[START Supplied records]

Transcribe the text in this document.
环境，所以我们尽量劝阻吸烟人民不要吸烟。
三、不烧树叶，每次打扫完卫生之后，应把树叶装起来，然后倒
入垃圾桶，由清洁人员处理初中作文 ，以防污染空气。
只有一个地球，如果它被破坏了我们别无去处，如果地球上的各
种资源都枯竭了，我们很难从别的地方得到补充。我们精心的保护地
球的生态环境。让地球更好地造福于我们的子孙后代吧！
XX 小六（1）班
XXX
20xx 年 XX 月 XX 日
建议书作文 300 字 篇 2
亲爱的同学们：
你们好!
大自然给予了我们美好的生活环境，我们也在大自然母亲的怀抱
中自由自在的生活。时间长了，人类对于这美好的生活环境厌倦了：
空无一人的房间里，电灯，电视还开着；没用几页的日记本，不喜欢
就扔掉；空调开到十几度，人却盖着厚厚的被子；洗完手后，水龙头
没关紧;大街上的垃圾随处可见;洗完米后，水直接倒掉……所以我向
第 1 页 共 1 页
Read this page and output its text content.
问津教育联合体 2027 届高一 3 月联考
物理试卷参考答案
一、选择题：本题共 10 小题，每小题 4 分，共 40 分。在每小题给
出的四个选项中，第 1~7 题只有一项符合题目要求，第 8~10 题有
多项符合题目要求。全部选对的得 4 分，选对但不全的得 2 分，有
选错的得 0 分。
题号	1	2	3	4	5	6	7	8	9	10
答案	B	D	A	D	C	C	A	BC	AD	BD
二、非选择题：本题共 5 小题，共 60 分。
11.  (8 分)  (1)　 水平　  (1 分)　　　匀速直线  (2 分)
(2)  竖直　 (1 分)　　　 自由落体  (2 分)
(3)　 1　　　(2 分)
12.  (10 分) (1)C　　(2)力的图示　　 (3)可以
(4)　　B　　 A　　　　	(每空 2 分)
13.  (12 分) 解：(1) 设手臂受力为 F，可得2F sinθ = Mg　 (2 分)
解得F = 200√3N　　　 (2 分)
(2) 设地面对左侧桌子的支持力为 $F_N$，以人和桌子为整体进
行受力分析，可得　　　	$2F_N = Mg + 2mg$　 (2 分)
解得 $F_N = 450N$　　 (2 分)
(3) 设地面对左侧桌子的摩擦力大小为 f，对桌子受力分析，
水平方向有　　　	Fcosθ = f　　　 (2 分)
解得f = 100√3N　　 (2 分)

[END Supplied records]

Instructions to follow.
Please output every record, keeping each line exact.

Solution for this exercise.
Transcribe the text in this document.
环境，所以我们尽量劝阻吸烟人民不要吸烟。
三、不烧树叶，每次打扫完卫生之后，应把树叶装起来，然后倒
入垃圾桶，由清洁人员处理初中作文 ，以防污染空气。
只有一个地球，如果它被破坏了我们别无去处，如果地球上的各
种资源都枯竭了，我们很难从别的地方得到补充。我们精心的保护地
球的生态环境。让地球更好地造福于我们的子孙后代吧！
XX 小六（1）班
XXX
20xx 年 XX 月 XX 日
建议书作文 300 字 篇 2
亲爱的同学们：
你们好!
大自然给予了我们美好的生活环境，我们也在大自然母亲的怀抱
中自由自在的生活。时间长了，人类对于这美好的生活环境厌倦了：
空无一人的房间里，电灯，电视还开着；没用几页的日记本，不喜欢
就扔掉；空调开到十几度，人却盖着厚厚的被子；洗完手后，水龙头
没关紧;大街上的垃圾随处可见;洗完米后，水直接倒掉……所以我向
第 1 页 共 1 页
Read this page and output its text content.
问津教育联合体 2027 届高一 3 月联考
物理试卷参考答案
一、选择题：本题共 10 小题，每小题 4 分，共 40 分。在每小题给
出的四个选项中，第 1~7 题只有一项符合题目要求，第 8~10 题有
多项符合题目要求。全部选对的得 4 分，选对但不全的得 2 分，有
选错的得 0 分。
题号	1	2	3	4	5	6	7	8	9	10
答案	B	D	A	D	C	C	A	BC	AD	BD
二、非选择题：本题共 5 小题，共 60 分。
11.  (8 分)  (1)　 水平　  (1 分)　　　匀速直线  (2 分)
(2)  竖直　 (1 分)　　　 自由落体  (2 分)
(3)　 1　　　(2 分)
12.  (10 分) (1)C　　(2)力的图示　　 (3)可以
(4)　　B　　 A　　　　	(每空 2 分)
13.  (12 分) 解：(1) 设手臂受力为 F，可得2F sinθ = Mg　 (2 分)
解得F = 200√3N　　　 (2 分)
(2) 设地面对左侧桌子的支持力为 $F_N$，以人和桌子为整体进
行受力分析，可得　　　	$2F_N = Mg + 2mg$　 (2 分)
解得 $F_N = 450N$　　 (2 分)
(3) 设地面对左侧桌子的摩擦力大小为 f，对桌子受力分析，
水平方向有　　　	Fcosθ = f　　　 (2 分)
解得f = 100√3N　　 (2 分)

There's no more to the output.